- _WRITTEN REQUEST_
Exclude the pictures, then copy all remaining records exactly.

## start DATA ROWS

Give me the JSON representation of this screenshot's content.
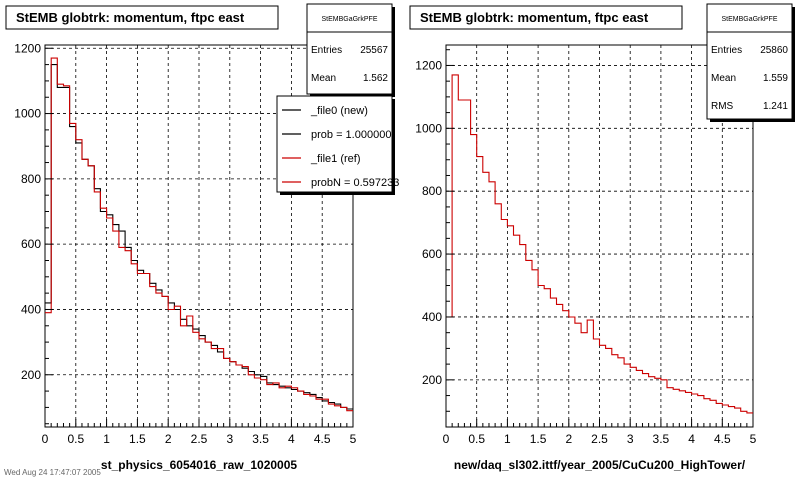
{
  "chart_data": [
    {
      "type": "histogram",
      "title": "StEMB globtrk: momentum, ftpc east",
      "xlabel": "st_physics_6054016_raw_1020005",
      "ylabel": "",
      "xlim": [
        0,
        5
      ],
      "ylim": [
        40,
        1210
      ],
      "xticks": [
        "0",
        "0.5",
        "1",
        "1.5",
        "2",
        "2.5",
        "3",
        "3.5",
        "4",
        "4.5",
        "5"
      ],
      "yticks": [
        "200",
        "400",
        "600",
        "800",
        "1000",
        "1200"
      ],
      "grid": true,
      "stats": {
        "name": "StEMBGaGrkPFE",
        "entries_label": "Entries",
        "entries": "25567",
        "mean_label": "Mean",
        "mean": "1.562"
      },
      "legend": {
        "placement": "top-right",
        "entries": [
          {
            "label": "_file0 (new)",
            "color": "#000000"
          },
          {
            "label": "prob = 1.000000",
            "color": "#000000"
          },
          {
            "label": "_file1 (ref)",
            "color": "#cc0000"
          },
          {
            "label": "probN = 0.597233",
            "color": "#cc0000"
          }
        ]
      },
      "bin_width": 0.1,
      "series": [
        {
          "color": "#000000",
          "values": [
            420,
            1150,
            1080,
            1080,
            960,
            910,
            860,
            840,
            770,
            700,
            690,
            660,
            640,
            590,
            550,
            520,
            510,
            480,
            460,
            440,
            420,
            400,
            370,
            350,
            340,
            320,
            300,
            290,
            270,
            250,
            240,
            230,
            220,
            210,
            200,
            195,
            175,
            170,
            165,
            160,
            155,
            150,
            145,
            140,
            130,
            120,
            115,
            110,
            100,
            95
          ]
        },
        {
          "color": "#cc0000",
          "values": [
            390,
            1170,
            1090,
            1085,
            970,
            920,
            860,
            840,
            760,
            710,
            680,
            640,
            590,
            580,
            540,
            510,
            510,
            470,
            450,
            440,
            400,
            410,
            350,
            380,
            330,
            310,
            300,
            280,
            280,
            250,
            240,
            230,
            225,
            200,
            190,
            185,
            170,
            175,
            160,
            165,
            160,
            150,
            140,
            135,
            125,
            125,
            110,
            105,
            100,
            90
          ]
        }
      ]
    },
    {
      "type": "histogram",
      "title": "StEMB globtrk: momentum, ftpc east",
      "xlabel": "new/daq_sl302.ittf/year_2005/CuCu200_HighTower/",
      "ylabel": "",
      "xlim": [
        0,
        5
      ],
      "ylim": [
        50,
        1265
      ],
      "xticks": [
        "0",
        "0.5",
        "1",
        "1.5",
        "2",
        "2.5",
        "3",
        "3.5",
        "4",
        "4.5",
        "5"
      ],
      "yticks": [
        "200",
        "400",
        "600",
        "800",
        "1000",
        "1200"
      ],
      "grid": true,
      "stats": {
        "name": "StEMBGaGrkPFE",
        "entries_label": "Entries",
        "entries": "25860",
        "mean_label": "Mean",
        "mean": "1.559",
        "rms_label": "RMS",
        "rms": "1.241"
      },
      "bin_width": 0.1,
      "series": [
        {
          "color": "#cc0000",
          "values": [
            400,
            1170,
            1090,
            1090,
            980,
            910,
            860,
            830,
            760,
            710,
            690,
            660,
            630,
            580,
            550,
            500,
            490,
            460,
            440,
            420,
            400,
            380,
            350,
            390,
            330,
            310,
            300,
            280,
            270,
            250,
            240,
            230,
            220,
            210,
            205,
            200,
            175,
            170,
            165,
            160,
            155,
            150,
            140,
            135,
            125,
            120,
            115,
            110,
            100,
            95
          ]
        }
      ]
    }
  ],
  "footer": {
    "text": "Wed Aug 24 17:47:07 2005"
  }
}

## end DATA ROWS

- _FINAL RESULT_
Give me the JSON representation of this screenshot's content.
{
  "chart_data": [
    {
      "type": "histogram",
      "title": "StEMB globtrk: momentum, ftpc east",
      "xlabel": "st_physics_6054016_raw_1020005",
      "ylabel": "",
      "xlim": [
        0,
        5
      ],
      "ylim": [
        40,
        1210
      ],
      "xticks": [
        "0",
        "0.5",
        "1",
        "1.5",
        "2",
        "2.5",
        "3",
        "3.5",
        "4",
        "4.5",
        "5"
      ],
      "yticks": [
        "200",
        "400",
        "600",
        "800",
        "1000",
        "1200"
      ],
      "grid": true,
      "stats": {
        "name": "StEMBGaGrkPFE",
        "entries_label": "Entries",
        "entries": "25567",
        "mean_label": "Mean",
        "mean": "1.562"
      },
      "legend": {
        "placement": "top-right",
        "entries": [
          {
            "label": "_file0 (new)",
            "color": "#000000"
          },
          {
            "label": "prob = 1.000000",
            "color": "#000000"
          },
          {
            "label": "_file1 (ref)",
            "color": "#cc0000"
          },
          {
            "label": "probN = 0.597233",
            "color": "#cc0000"
          }
        ]
      },
      "bin_width": 0.1,
      "series": [
        {
          "color": "#000000",
          "values": [
            420,
            1150,
            1080,
            1080,
            960,
            910,
            860,
            840,
            770,
            700,
            690,
            660,
            640,
            590,
            550,
            520,
            510,
            480,
            460,
            440,
            420,
            400,
            370,
            350,
            340,
            320,
            300,
            290,
            270,
            250,
            240,
            230,
            220,
            210,
            200,
            195,
            175,
            170,
            165,
            160,
            155,
            150,
            145,
            140,
            130,
            120,
            115,
            110,
            100,
            95
          ]
        },
        {
          "color": "#cc0000",
          "values": [
            390,
            1170,
            1090,
            1085,
            970,
            920,
            860,
            840,
            760,
            710,
            680,
            640,
            590,
            580,
            540,
            510,
            510,
            470,
            450,
            440,
            400,
            410,
            350,
            380,
            330,
            310,
            300,
            280,
            280,
            250,
            240,
            230,
            225,
            200,
            190,
            185,
            170,
            175,
            160,
            165,
            160,
            150,
            140,
            135,
            125,
            125,
            110,
            105,
            100,
            90
          ]
        }
      ]
    },
    {
      "type": "histogram",
      "title": "StEMB globtrk: momentum, ftpc east",
      "xlabel": "new/daq_sl302.ittf/year_2005/CuCu200_HighTower/",
      "ylabel": "",
      "xlim": [
        0,
        5
      ],
      "ylim": [
        50,
        1265
      ],
      "xticks": [
        "0",
        "0.5",
        "1",
        "1.5",
        "2",
        "2.5",
        "3",
        "3.5",
        "4",
        "4.5",
        "5"
      ],
      "yticks": [
        "200",
        "400",
        "600",
        "800",
        "1000",
        "1200"
      ],
      "grid": true,
      "stats": {
        "name": "StEMBGaGrkPFE",
        "entries_label": "Entries",
        "entries": "25860",
        "mean_label": "Mean",
        "mean": "1.559",
        "rms_label": "RMS",
        "rms": "1.241"
      },
      "bin_width": 0.1,
      "series": [
        {
          "color": "#cc0000",
          "values": [
            400,
            1170,
            1090,
            1090,
            980,
            910,
            860,
            830,
            760,
            710,
            690,
            660,
            630,
            580,
            550,
            500,
            490,
            460,
            440,
            420,
            400,
            380,
            350,
            390,
            330,
            310,
            300,
            280,
            270,
            250,
            240,
            230,
            220,
            210,
            205,
            200,
            175,
            170,
            165,
            160,
            155,
            150,
            140,
            135,
            125,
            120,
            115,
            110,
            100,
            95
          ]
        }
      ]
    }
  ],
  "footer": {
    "text": "Wed Aug 24 17:47:07 2005"
  }
}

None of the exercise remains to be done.